Start of Information

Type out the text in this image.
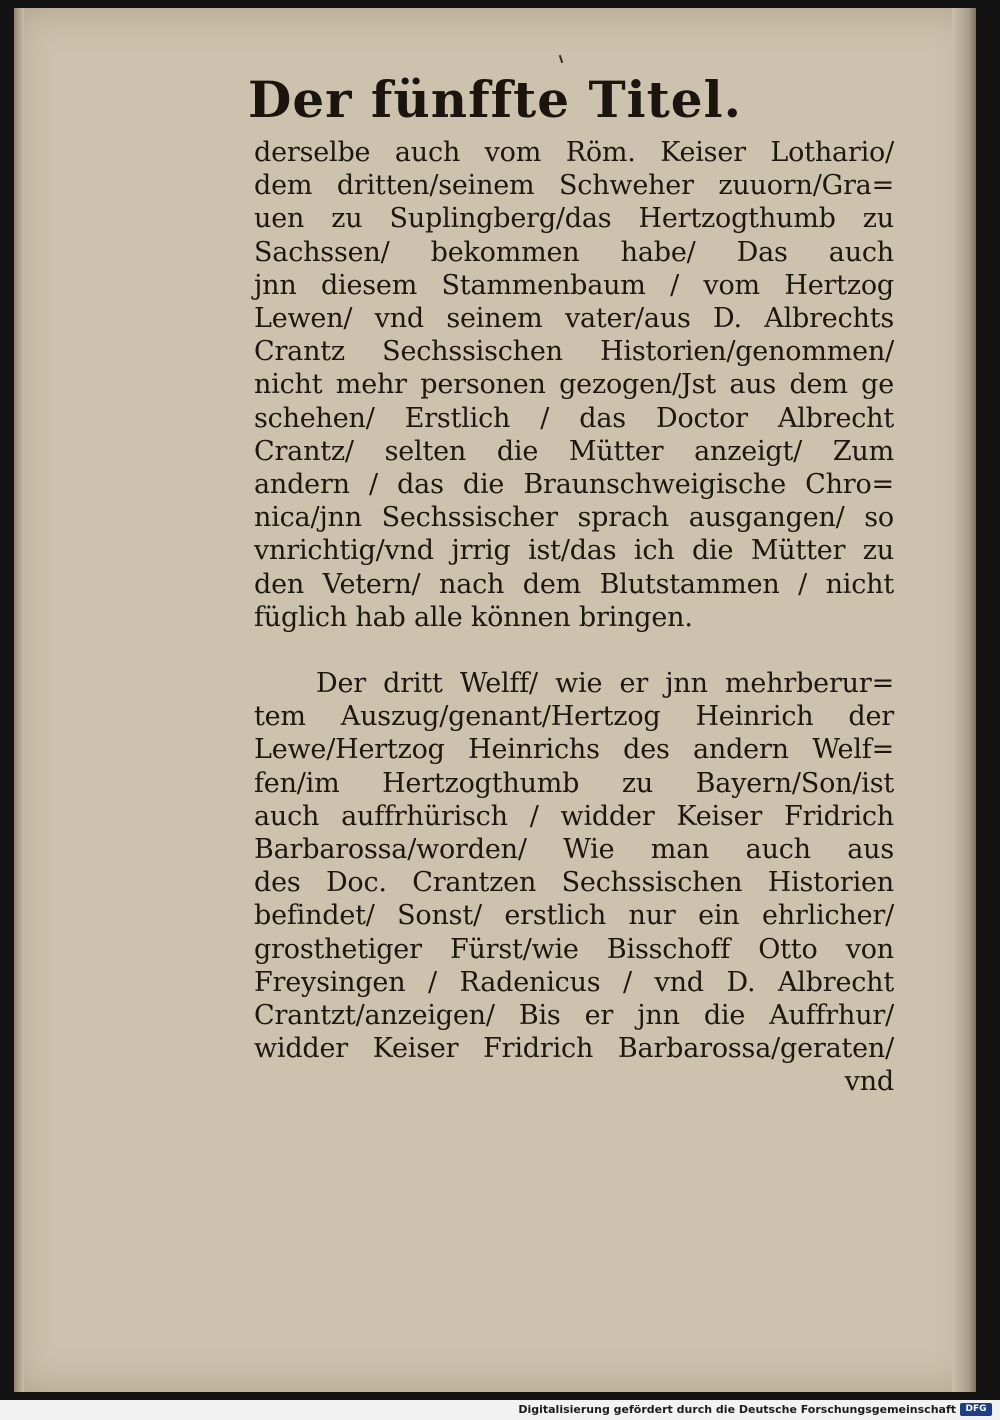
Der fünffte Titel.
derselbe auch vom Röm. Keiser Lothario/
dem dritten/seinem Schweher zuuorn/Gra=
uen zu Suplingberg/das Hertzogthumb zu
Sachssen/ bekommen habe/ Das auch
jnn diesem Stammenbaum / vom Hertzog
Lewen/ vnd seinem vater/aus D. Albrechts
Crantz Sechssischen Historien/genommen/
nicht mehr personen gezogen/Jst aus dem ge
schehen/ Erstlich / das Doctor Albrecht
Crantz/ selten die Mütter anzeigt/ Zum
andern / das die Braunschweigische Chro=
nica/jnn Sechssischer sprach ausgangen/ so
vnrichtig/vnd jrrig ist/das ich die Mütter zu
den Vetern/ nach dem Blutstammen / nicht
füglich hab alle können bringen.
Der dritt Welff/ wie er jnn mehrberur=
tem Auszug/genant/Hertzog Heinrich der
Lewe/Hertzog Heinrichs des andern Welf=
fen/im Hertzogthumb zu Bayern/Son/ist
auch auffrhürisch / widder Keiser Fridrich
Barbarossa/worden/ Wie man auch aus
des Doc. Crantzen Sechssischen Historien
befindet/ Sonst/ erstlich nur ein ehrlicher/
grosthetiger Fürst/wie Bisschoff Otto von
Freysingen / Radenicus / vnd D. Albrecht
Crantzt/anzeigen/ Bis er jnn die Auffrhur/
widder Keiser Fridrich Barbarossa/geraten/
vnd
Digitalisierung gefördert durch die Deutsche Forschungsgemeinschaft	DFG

End of Information

▸ **Task statement**
Copy down every line of the entries containing the word "Keiser".

▸ **Finished exercise**
derselbe auch vom Röm. Keiser Lothario/
auch auffrhürisch / widder Keiser Fridrich
widder Keiser Fridrich Barbarossa/geraten/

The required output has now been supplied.